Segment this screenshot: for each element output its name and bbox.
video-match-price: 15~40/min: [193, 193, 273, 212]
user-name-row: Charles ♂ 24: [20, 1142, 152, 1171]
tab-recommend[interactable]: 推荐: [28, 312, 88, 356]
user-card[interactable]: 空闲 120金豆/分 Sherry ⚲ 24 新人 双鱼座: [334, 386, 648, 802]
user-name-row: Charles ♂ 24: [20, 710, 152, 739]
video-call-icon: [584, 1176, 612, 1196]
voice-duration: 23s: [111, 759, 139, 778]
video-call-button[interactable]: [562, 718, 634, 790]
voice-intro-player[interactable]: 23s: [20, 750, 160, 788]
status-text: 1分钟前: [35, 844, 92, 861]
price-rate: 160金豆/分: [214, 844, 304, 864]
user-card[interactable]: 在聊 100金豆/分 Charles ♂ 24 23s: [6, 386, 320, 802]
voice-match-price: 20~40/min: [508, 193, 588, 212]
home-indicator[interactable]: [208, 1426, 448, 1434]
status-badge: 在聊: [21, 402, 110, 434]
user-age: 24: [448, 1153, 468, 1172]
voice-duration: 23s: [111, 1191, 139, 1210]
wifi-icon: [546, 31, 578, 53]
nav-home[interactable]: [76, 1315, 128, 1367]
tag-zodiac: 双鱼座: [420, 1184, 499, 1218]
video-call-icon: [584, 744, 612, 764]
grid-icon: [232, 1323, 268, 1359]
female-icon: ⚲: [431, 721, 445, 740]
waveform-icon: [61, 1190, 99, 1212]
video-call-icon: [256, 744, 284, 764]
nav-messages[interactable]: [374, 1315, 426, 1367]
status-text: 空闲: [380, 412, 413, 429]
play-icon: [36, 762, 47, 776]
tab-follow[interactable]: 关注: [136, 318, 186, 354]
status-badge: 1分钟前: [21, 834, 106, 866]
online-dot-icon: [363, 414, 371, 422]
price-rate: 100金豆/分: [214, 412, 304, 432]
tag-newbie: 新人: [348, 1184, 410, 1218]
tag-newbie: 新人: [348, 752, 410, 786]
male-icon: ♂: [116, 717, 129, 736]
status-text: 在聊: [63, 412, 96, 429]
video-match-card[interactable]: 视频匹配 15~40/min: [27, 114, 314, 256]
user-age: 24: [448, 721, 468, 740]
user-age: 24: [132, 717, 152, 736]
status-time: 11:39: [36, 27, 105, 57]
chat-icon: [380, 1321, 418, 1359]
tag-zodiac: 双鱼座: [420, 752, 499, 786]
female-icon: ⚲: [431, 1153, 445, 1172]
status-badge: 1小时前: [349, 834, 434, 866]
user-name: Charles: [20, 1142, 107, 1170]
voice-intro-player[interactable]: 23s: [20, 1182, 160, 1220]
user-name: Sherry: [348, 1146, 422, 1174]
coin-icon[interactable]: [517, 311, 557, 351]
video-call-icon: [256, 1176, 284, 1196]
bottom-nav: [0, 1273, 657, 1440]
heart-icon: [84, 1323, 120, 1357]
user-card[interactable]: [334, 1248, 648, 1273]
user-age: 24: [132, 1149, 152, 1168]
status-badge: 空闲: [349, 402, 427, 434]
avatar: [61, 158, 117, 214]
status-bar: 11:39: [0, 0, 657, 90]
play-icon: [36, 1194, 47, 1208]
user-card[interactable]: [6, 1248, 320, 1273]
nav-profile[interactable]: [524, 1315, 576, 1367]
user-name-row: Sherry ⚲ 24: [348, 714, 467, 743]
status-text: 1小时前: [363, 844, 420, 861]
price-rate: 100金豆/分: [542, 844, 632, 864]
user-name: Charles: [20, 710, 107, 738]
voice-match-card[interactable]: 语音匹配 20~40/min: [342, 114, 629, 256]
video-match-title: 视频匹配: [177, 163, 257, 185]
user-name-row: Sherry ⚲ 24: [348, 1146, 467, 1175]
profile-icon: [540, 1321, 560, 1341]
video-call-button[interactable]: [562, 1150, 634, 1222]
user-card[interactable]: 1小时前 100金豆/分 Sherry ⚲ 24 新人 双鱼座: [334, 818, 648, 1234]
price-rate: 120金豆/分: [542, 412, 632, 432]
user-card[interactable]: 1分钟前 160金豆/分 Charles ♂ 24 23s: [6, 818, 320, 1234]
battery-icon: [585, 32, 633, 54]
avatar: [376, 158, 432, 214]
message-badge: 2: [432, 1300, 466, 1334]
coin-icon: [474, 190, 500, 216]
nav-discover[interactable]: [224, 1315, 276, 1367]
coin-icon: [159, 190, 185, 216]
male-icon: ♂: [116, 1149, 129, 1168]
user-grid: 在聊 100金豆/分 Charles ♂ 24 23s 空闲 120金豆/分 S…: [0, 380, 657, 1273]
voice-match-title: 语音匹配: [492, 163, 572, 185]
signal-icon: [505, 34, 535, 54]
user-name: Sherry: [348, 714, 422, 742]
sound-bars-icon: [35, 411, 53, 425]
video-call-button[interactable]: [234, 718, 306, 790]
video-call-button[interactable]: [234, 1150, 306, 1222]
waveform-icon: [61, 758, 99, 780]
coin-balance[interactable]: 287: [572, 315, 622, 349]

****************

> WHAT THE TASK REQUIRES
Please return every line of the items above word for word, without altering or leaving out anything.

> FINISHED TASK
Segment this screenshot: for each element output its name and bbox.
video-match-price: 15~40/min: [193, 193, 273, 212]
user-name-row: Charles ♂ 24: [20, 1142, 152, 1171]
tab-recommend[interactable]: 推荐: [28, 312, 88, 356]
user-card[interactable]: 空闲 120金豆/分 Sherry ⚲ 24 新人 双鱼座: [334, 386, 648, 802]
user-name-row: Charles ♂ 24: [20, 710, 152, 739]
video-call-icon: [584, 1176, 612, 1196]
voice-duration: 23s: [111, 759, 139, 778]
video-call-button[interactable]: [562, 718, 634, 790]
voice-intro-player[interactable]: 23s: [20, 750, 160, 788]
status-text: 1分钟前: [35, 844, 92, 861]
price-rate: 160金豆/分: [214, 844, 304, 864]
user-card[interactable]: 在聊 100金豆/分 Charles ♂ 24 23s: [6, 386, 320, 802]
voice-match-price: 20~40/min: [508, 193, 588, 212]
home-indicator[interactable]: [208, 1426, 448, 1434]
status-badge: 在聊: [21, 402, 110, 434]
user-age: 24: [448, 1153, 468, 1172]
voice-duration: 23s: [111, 1191, 139, 1210]
wifi-icon: [546, 31, 578, 53]
nav-home[interactable]: [76, 1315, 128, 1367]
tag-zodiac: 双鱼座: [420, 1184, 499, 1218]
video-call-icon: [584, 744, 612, 764]
grid-icon: [232, 1323, 268, 1359]
female-icon: ⚲: [431, 721, 445, 740]
waveform-icon: [61, 1190, 99, 1212]
video-call-icon: [256, 744, 284, 764]
nav-messages[interactable]: [374, 1315, 426, 1367]
status-text: 空闲: [380, 412, 413, 429]
play-icon: [36, 762, 47, 776]
tab-follow[interactable]: 关注: [136, 318, 186, 354]
status-badge: 1分钟前: [21, 834, 106, 866]
online-dot-icon: [363, 414, 371, 422]
price-rate: 100金豆/分: [214, 412, 304, 432]
tag-newbie: 新人: [348, 1184, 410, 1218]
tag-newbie: 新人: [348, 752, 410, 786]
male-icon: ♂: [116, 717, 129, 736]
status-text: 在聊: [63, 412, 96, 429]
video-match-card[interactable]: 视频匹配 15~40/min: [27, 114, 314, 256]
user-age: 24: [448, 721, 468, 740]
user-age: 24: [132, 717, 152, 736]
status-time: 11:39: [36, 27, 105, 57]
chat-icon: [380, 1321, 418, 1359]
tag-zodiac: 双鱼座: [420, 752, 499, 786]
female-icon: ⚲: [431, 1153, 445, 1172]
status-badge: 1小时前: [349, 834, 434, 866]
user-name: Charles: [20, 1142, 107, 1170]
voice-intro-player[interactable]: 23s: [20, 1182, 160, 1220]
user-name: Sherry: [348, 1146, 422, 1174]
coin-icon[interactable]: [517, 311, 557, 351]
video-call-icon: [256, 1176, 284, 1196]
bottom-nav: [0, 1273, 657, 1440]
heart-icon: [84, 1323, 120, 1357]
user-card[interactable]: [334, 1248, 648, 1273]
user-age: 24: [132, 1149, 152, 1168]
status-badge: 空闲: [349, 402, 427, 434]
avatar: [61, 158, 117, 214]
status-bar: 11:39: [0, 0, 657, 90]
play-icon: [36, 1194, 47, 1208]
user-card[interactable]: [6, 1248, 320, 1273]
nav-profile[interactable]: [524, 1315, 576, 1367]
user-name-row: Sherry ⚲ 24: [348, 714, 467, 743]
status-text: 1小时前: [363, 844, 420, 861]
price-rate: 100金豆/分: [542, 844, 632, 864]
user-name: Charles: [20, 710, 107, 738]
voice-match-card[interactable]: 语音匹配 20~40/min: [342, 114, 629, 256]
video-match-title: 视频匹配: [177, 163, 257, 185]
user-name-row: Sherry ⚲ 24: [348, 1146, 467, 1175]
profile-icon: [540, 1321, 560, 1341]
video-call-button[interactable]: [562, 1150, 634, 1222]
user-card[interactable]: 1小时前 100金豆/分 Sherry ⚲ 24 新人 双鱼座: [334, 818, 648, 1234]
price-rate: 120金豆/分: [542, 412, 632, 432]
user-card[interactable]: 1分钟前 160金豆/分 Charles ♂ 24 23s: [6, 818, 320, 1234]
battery-icon: [585, 32, 633, 54]
avatar: [376, 158, 432, 214]
message-badge: 2: [432, 1300, 466, 1334]
coin-icon: [474, 190, 500, 216]
nav-discover[interactable]: [224, 1315, 276, 1367]
coin-icon: [159, 190, 185, 216]
male-icon: ♂: [116, 1149, 129, 1168]
user-grid: 在聊 100金豆/分 Charles ♂ 24 23s 空闲 120金豆/分 S…: [0, 380, 657, 1273]
voice-match-title: 语音匹配: [492, 163, 572, 185]
signal-icon: [505, 34, 535, 54]
user-name: Sherry: [348, 714, 422, 742]
sound-bars-icon: [35, 411, 53, 425]
video-call-button[interactable]: [234, 718, 306, 790]
video-call-button[interactable]: [234, 1150, 306, 1222]
waveform-icon: [61, 758, 99, 780]
coin-balance[interactable]: 287: [572, 315, 622, 349]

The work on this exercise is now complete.